Collected data
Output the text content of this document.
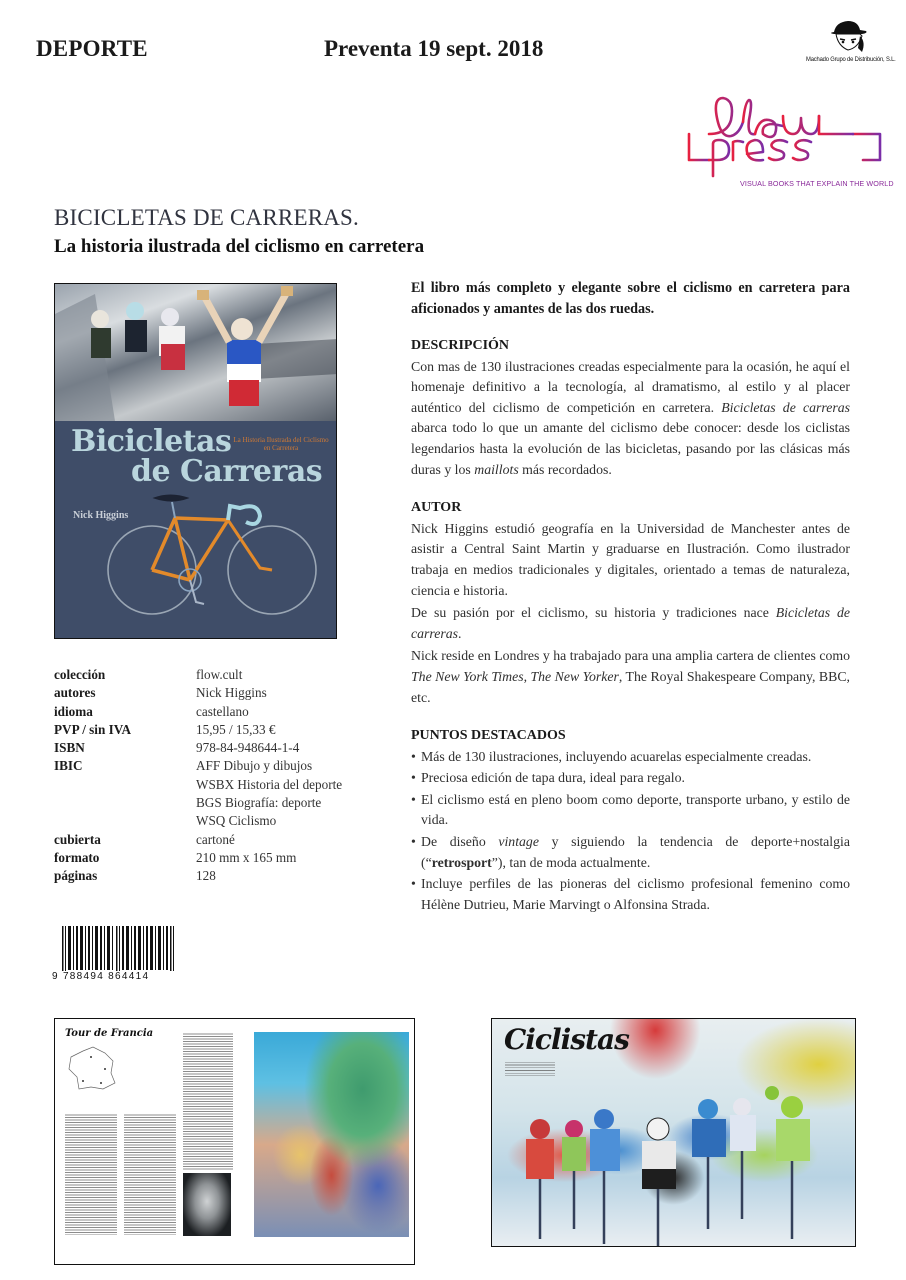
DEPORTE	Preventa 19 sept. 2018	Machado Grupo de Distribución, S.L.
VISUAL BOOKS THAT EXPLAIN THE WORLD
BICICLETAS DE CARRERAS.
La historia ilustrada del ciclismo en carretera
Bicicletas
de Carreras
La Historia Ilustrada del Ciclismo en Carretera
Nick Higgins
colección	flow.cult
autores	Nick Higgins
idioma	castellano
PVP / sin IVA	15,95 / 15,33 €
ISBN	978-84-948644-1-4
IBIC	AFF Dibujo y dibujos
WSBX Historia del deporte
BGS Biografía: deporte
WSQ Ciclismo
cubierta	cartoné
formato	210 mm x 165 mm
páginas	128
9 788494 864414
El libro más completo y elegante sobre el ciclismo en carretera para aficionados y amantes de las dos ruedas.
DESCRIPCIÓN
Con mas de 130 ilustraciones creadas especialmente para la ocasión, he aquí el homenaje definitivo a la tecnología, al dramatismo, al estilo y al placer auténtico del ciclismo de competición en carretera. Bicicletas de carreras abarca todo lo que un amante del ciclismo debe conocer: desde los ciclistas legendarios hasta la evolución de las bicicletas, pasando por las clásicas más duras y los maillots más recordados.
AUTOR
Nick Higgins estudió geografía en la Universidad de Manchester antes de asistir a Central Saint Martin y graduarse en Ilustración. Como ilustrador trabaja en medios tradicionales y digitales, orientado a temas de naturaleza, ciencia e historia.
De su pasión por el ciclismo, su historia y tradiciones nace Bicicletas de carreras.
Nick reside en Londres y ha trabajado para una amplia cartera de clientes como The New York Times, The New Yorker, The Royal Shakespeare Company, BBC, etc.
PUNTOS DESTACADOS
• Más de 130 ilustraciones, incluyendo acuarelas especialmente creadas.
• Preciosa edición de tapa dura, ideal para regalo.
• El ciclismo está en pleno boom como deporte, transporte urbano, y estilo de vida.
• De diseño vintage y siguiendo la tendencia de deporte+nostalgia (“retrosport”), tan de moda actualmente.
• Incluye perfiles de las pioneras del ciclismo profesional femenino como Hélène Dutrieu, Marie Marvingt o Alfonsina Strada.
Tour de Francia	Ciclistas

---

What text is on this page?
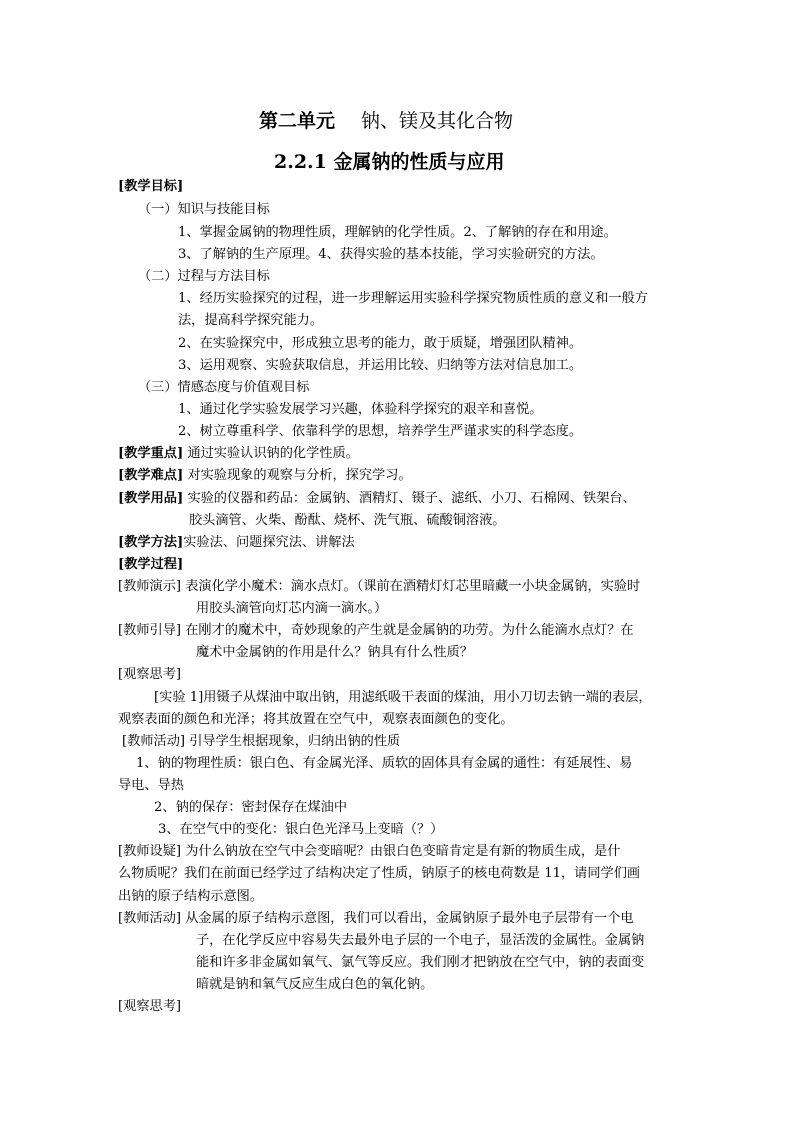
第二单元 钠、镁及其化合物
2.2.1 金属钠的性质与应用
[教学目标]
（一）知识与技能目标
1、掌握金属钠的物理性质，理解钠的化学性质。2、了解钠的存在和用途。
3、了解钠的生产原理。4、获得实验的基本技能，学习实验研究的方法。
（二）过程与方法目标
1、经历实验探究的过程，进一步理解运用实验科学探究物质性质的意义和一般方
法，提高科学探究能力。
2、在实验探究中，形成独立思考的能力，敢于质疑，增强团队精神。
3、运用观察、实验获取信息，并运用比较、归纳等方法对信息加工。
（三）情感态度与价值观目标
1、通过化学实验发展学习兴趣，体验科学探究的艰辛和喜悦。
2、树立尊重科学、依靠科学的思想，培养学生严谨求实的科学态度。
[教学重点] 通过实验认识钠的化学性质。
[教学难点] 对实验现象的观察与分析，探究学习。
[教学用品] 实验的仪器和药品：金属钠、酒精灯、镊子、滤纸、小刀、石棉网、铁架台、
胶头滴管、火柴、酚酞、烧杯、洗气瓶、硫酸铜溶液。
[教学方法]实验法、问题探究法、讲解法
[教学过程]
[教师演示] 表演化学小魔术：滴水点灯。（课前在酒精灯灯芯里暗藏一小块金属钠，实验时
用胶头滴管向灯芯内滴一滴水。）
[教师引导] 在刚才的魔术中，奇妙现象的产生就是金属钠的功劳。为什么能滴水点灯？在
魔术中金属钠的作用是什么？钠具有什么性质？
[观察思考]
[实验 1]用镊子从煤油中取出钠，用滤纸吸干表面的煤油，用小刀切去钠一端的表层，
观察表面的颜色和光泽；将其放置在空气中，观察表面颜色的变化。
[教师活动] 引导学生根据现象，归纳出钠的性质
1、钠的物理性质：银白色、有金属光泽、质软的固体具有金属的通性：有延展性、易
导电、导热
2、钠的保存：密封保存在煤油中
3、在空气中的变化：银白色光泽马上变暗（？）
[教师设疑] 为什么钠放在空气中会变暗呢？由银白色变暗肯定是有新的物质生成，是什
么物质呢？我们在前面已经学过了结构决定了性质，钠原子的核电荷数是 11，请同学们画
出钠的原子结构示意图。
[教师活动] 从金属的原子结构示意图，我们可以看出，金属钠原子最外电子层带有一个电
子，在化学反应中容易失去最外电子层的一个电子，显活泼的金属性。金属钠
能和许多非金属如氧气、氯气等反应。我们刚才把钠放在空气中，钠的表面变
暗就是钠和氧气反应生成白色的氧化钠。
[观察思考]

Exercise directions: Show every line of the listing in which the string "Nick" can be found.

Worked solution:
Nick Higgins
autores	Nick Higgins
Nick Higgins estudió geografía en la Universidad de Manchester antes de asistir a Central Saint Martin y graduarse en Ilustración. Como ilustrador trabaja en medios tradicionales y digitales, orientado a temas de naturaleza, ciencia e historia.
Nick reside en Londres y ha trabajado para una amplia cartera de clientes como The New York Times, The New Yorker, The Royal Shakespeare Company, BBC, etc.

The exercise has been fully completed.